WHAT YOU WILL DO —
[A] In the linear regression notes, how many data points does the code generate?
[B] Continue the linear regression notes from the point where they stop.
─── GIVEN TEXT ───
# Linear regression and gradient descent

In [None]:
import numpy as np
import matplotlib.pyplot as plt
k = 3
b = 7

In [None]:
m = 20 # Number of data points
x = 1 * np.random.rand(m)

A = 0.1 # Amplitude of noise
noise = A * np.random.rand(m) - A/2
y = k * x + b + noise
plt.scatter(x,y)
plt.show()

## Use gradient descent to find the linear fit

Given an input vector ${x}^{(i)}$ with $n$ features, the hypothesis:
$$h(x^{(i)}) = \sum_{j=0}^n \theta_j x_j^{(i)} $$
where $x_0^{(i)}$ is defined to be 1. The cost function is:
$$J(\theta) = \frac{1}{2} \sum_{i=1}^m (h(x^{(i)}) - y^{(i)})^2$$

The $j_{th}$ component of the gradient:

$$\frac{\partial}{\partial \theta_j} J(\theta) = \sum_{i=1}^m (h(x^{(i)}) - y^{(i)}) x_j^{(i)}$$

So the gradient descent update rule is:

$$\theta_j := \theta_j - \alpha \frac{\partial}{\partial \theta_j} J(\theta) = \theta_j - \alpha \sum_{i=1}^m (h(x^{(i)}) - y^{(i)}) x_j^{(i)}$$

When actually implementing it, it is helpful to write in a matrix form:

$$ \theta := \theta - \alpha \nabla_\theta J(\theta)$$

where 

$$\nabla_\theta J(\theta) = X^T(X\Theta - Y)$$

where $X$ is a $m$ (number of training examples) by $n+1$ (number of features) matrix, $\Theta$ and $Y$ are both $n$ by 1 vectors.
─── STORED ROWS ───
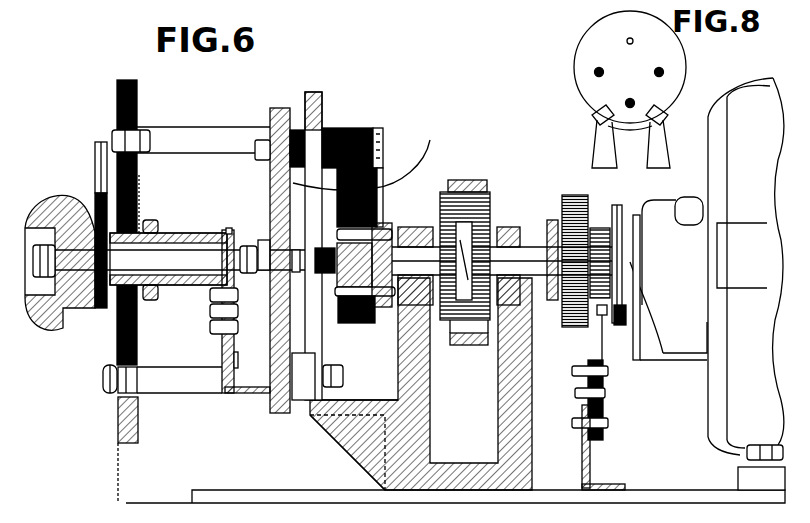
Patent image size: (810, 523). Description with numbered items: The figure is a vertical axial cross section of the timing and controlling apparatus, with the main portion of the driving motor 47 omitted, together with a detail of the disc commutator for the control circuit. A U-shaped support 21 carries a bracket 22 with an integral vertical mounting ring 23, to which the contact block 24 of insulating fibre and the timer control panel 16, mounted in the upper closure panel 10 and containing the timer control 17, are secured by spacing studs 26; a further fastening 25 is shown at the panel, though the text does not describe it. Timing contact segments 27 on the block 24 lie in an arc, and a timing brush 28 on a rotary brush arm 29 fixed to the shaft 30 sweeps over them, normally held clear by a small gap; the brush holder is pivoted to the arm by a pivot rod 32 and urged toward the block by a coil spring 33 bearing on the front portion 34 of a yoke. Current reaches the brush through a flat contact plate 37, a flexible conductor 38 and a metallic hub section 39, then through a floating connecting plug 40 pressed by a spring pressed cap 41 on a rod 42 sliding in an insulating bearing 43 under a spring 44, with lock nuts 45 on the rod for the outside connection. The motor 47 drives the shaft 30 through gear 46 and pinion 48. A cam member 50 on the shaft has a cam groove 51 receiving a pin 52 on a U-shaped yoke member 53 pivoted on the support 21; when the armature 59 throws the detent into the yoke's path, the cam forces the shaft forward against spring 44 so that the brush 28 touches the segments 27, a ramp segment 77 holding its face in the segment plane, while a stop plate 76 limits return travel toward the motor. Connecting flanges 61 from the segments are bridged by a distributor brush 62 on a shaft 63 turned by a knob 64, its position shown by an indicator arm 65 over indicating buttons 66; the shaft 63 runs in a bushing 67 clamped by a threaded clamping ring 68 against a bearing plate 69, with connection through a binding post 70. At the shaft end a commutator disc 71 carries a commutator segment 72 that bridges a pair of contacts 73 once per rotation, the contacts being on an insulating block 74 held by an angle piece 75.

In FIG. 6, the upper closure panel 10 is at (117, 80).
In FIG. 6, the timer control panel 16 is at (115, 103).
In FIG. 6, the timer control 17 is at (64, 325).
In FIG. 6, the U-shaped support 21 is at (498, 400).
In FIG. 6, the bracket 22 is at (345, 440).
In FIG. 6, the mounting ring 23 is at (323, 106).
In FIG. 6, the contact block 24 is at (275, 113).
In FIG. 6, the screw 25 is at (118, 420).
In FIG. 6, the spacing studs 26 is at (168, 130).
In FIG. 6, the timing contact segments 27 is at (307, 386).
In FIG. 6, the timing brush 28 is at (348, 132).
In FIG. 6, the rotary brush arm 29 is at (380, 180).
In FIG. 6, the shaft 30 is at (535, 250).
In FIG. 6, the pivot rod 32 is at (370, 308).
In FIG. 6, the expansion coil spring 33 is at (373, 154).
In FIG. 6, the front portion of yoke 34 is at (262, 165).
In FIG. 6, the flat contact plate 37 is at (384, 142).
In FIG. 6, the flexible conductor 38 is at (380, 177).
In FIG. 6, the metallic hub section 39 is at (376, 224).
In FIG. 6, the floating connecting plug 40 is at (332, 280).
In FIG. 6, the spring pressed cap 41 is at (270, 181).
In FIG. 6, the rod 42 is at (247, 247).
In FIG. 6, the insulating bearing 43 is at (262, 238).
In FIG. 6, the spring 44 is at (246, 311).
In FIG. 6, the lock nuts 45 is at (232, 236).
In FIG. 6, the gear 46 is at (585, 208).
In FIG. 6, the motor 47 is at (718, 117).
In FIG. 6, the pinion 48 is at (553, 300).
In FIG. 6, the cam member 50 is at (488, 226).
In FIG. 6, the cam groove 51 is at (465, 322).
In FIG. 6, the pin 52 is at (435, 228).
In FIG. 6, the U-shaped yoke member 53 is at (473, 186).
In FIG. 6, the armature 59 is at (670, 291).
In FIG. 6, the connecting flanges 61 is at (222, 358).
In FIG. 6, the distributor brush 62 is at (210, 310).
In FIG. 6, the shaft 63 is at (209, 283).
In FIG. 6, the knob 64 is at (52, 200).
In FIG. 6, the indicator arm 65 is at (95, 157).
In FIG. 6, the indicating buttons 66 is at (112, 138).
In FIG. 6, the bushing 67 is at (185, 249).
In FIG. 6, the threaded clamping ring 68 is at (158, 250).
In FIG. 6, the bearing plate 69 is at (140, 200).
In FIG. 6, the binding post 70 is at (213, 328).
In FIG. 6, the commutator disc 71 is at (613, 240).
In FIG. 8, the commutator disc 71 is at (583, 61).
In FIG. 6, the commutator segment 72 is at (639, 312).
In FIG. 8, the commutator segment 72 is at (668, 118).
In FIG. 6, the contacts 73 is at (601, 325).
In FIG. 8, the contacts 73 is at (662, 147).
In FIG. 6, the block 74 is at (605, 410).
In FIG. 6, the angle piece 75 is at (592, 468).
In FIG. 6, the stop plate 76 is at (504, 228).
In FIG. 6, the ramp segment 77 is at (300, 130).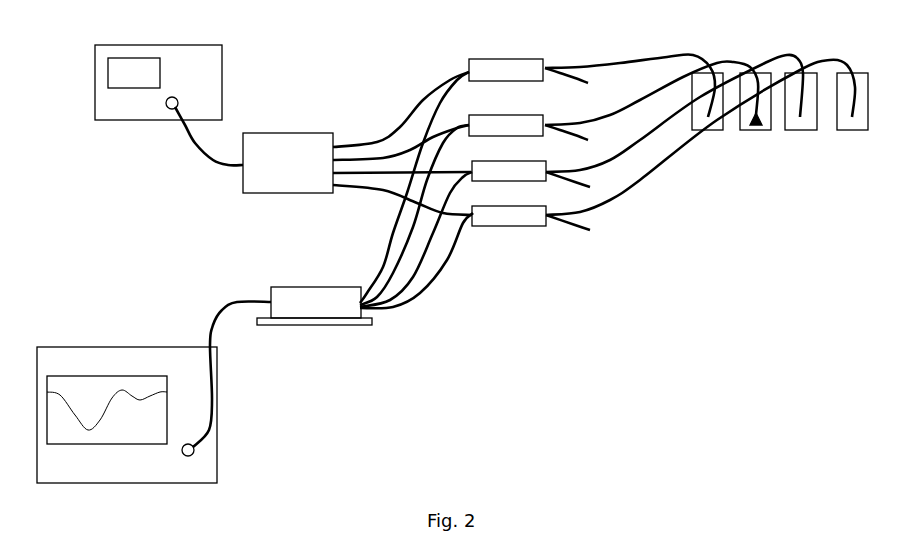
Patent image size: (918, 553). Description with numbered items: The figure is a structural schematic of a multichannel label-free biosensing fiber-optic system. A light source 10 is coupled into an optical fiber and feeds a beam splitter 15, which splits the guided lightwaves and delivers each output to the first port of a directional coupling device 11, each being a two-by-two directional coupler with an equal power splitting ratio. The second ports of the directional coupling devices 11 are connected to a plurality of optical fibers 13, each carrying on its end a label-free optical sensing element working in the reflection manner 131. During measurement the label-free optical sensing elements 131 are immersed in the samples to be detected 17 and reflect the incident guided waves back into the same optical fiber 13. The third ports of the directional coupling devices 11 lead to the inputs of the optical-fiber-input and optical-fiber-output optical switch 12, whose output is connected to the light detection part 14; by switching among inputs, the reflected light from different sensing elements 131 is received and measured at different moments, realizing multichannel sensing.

The light source 10 is at (223, 95).
The directional coupling device 11 is at (520, 59).
The optical-fiber-input and optical-fiber-output optical switch 12 is at (305, 290).
The optical fibers 13 is at (747, 62).
The label-free optical sensing element working in the reflection manner 131 is at (758, 125).
The light detection part 14 is at (213, 422).
The beam splitter 15 is at (293, 133).
The samples to be detected 17 is at (808, 123).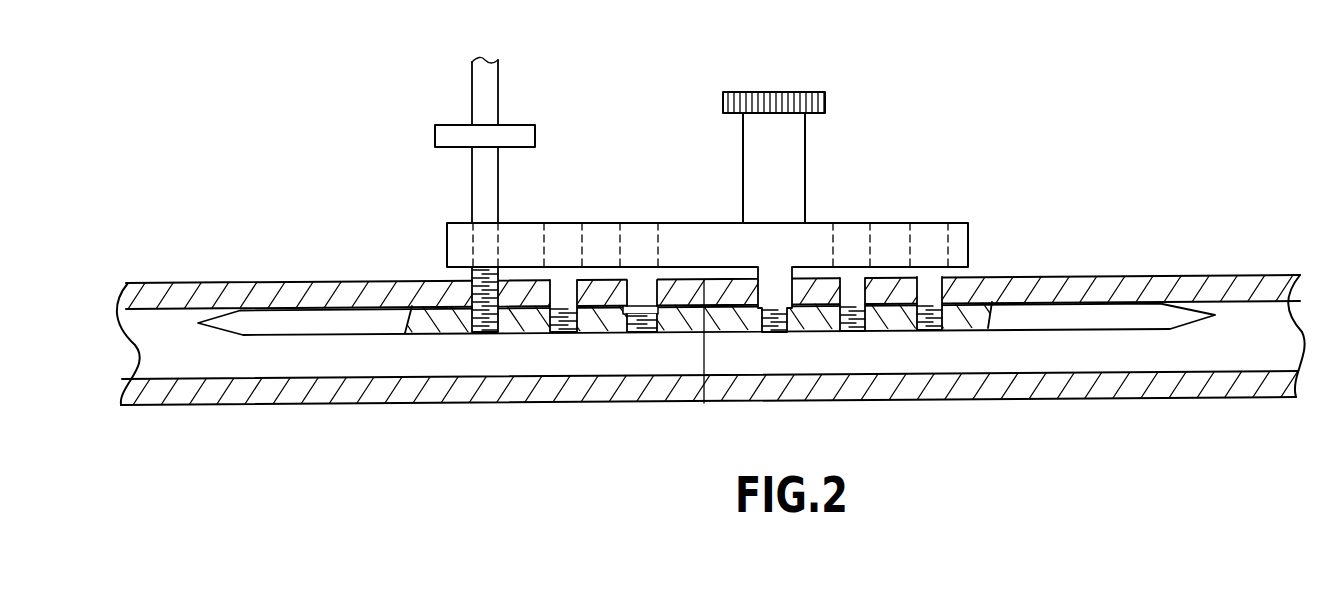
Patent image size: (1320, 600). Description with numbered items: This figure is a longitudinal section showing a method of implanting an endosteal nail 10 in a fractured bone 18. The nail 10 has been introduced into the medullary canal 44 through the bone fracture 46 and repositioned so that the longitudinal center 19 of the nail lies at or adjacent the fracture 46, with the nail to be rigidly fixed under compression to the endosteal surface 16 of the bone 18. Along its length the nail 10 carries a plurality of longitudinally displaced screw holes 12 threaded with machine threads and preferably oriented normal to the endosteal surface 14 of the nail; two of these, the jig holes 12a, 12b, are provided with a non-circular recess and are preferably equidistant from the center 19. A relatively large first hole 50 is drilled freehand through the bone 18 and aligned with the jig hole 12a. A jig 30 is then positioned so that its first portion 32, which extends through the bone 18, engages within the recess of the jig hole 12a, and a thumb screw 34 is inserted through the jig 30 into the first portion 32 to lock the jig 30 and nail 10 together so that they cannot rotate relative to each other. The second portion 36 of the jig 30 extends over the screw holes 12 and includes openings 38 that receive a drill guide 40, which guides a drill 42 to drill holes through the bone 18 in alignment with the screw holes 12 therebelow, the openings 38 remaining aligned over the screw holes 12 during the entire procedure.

The nail 10 is at (710, 336).
The screw holes 12 is at (473, 335).
The jig hole 12a is at (770, 335).
The jig hole 12b is at (628, 340).
The endosteal surface of the nail 14 is at (1062, 292).
The endosteal surface of the bone 16 is at (1256, 304).
The bone 18 is at (1219, 283).
The longitudinal center of the nail 19 is at (682, 340).
The jig 30 is at (681, 229).
The first portion of the jig 32 is at (800, 333).
The thumb screw 34 is at (802, 135).
The second portion of the jig 36 is at (515, 231).
The openings 38 is at (472, 258).
The drill guide 40 is at (472, 160).
The drill 42 is at (477, 194).
The medullary canal 44 is at (1040, 358).
The bone fracture 46 is at (706, 388).
The first hole 50 is at (808, 278).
───
SET OF ANSWERS —
[A] 20

[B]
In [None]:
X = np.hstack((np.ones(m).reshape(m,1),x.reshape(m,1)))
alpha = 0.01
nsteps = 100
theta = np.array([0,0])

plot_steps = [1,3,10,25,100]

nsteps = 100
steps = list(range(1,1+nsteps))
J = []

for step in steps:
    h = X @ theta
    J.append((h - y) @ (h - y) / 2)
    gradient = X.transpose() @ (h - y)
    theta = theta - alpha * gradient
    # potentially plot 
    if step in plot_steps:
        plt.scatter(x,y)
        y_predict = X @ theta
        plt.plot(x, y_predict,'r')
        plt.title('step = ' + str(step))
        plt.show()

plt.plot(steps, J)
plt.xlabel('number of steps')
plt.ylabel('J')
plt.show()

By setting the gradient to 0, we get the normal equation:

$$\Theta = (X^TX)^{-1} X^TY $$

In [None]:
XT = X.transpose()
theta_normal = np.linalg.inv(XT @ X) @ XT @ y

plt.scatter(x,y)
y_predict = X @ theta_normal
plt.plot(x, y_predict,'r')
plt.title('step = ' + str(step))
plt.show()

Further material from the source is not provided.